The problem: Extract every line below that contains the word "taxminan".

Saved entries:
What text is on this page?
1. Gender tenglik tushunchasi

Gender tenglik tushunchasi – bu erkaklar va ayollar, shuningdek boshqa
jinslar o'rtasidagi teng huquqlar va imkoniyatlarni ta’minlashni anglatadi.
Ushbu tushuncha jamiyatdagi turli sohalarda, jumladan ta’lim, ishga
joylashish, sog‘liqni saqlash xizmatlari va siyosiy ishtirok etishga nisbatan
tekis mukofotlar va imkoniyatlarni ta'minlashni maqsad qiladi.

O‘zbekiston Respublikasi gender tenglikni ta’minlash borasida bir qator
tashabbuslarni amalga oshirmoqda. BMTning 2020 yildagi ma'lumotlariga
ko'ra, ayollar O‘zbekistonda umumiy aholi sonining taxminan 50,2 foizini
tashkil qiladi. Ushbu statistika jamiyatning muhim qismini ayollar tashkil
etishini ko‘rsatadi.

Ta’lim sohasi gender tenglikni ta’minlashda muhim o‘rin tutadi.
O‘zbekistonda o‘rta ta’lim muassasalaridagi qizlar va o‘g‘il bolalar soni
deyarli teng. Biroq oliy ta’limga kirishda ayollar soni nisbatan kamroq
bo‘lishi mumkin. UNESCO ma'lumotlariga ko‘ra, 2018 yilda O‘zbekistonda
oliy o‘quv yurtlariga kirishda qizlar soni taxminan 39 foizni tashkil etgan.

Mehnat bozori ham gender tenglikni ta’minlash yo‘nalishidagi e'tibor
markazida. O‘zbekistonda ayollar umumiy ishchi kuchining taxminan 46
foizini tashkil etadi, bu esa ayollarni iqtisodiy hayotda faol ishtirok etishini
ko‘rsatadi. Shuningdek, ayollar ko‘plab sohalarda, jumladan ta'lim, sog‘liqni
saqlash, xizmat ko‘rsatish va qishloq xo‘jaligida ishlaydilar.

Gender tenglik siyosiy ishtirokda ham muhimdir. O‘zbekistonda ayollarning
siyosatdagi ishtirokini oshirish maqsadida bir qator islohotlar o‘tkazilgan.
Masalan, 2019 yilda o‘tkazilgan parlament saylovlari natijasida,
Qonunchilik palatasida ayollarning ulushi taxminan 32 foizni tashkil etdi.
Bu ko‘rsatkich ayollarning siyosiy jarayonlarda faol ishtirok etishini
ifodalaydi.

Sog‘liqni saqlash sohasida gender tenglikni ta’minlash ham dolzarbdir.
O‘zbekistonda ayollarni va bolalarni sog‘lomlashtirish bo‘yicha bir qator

Full solution:
ko'ra, ayollar O‘zbekistonda umumiy aholi sonining taxminan 50,2 foizini
oliy o‘quv yurtlariga kirishda qizlar soni taxminan 39 foizni tashkil etgan.
markazida. O‘zbekistonda ayollar umumiy ishchi kuchining taxminan 46
Qonunchilik palatasida ayollarning ulushi taxminan 32 foizni tashkil etdi.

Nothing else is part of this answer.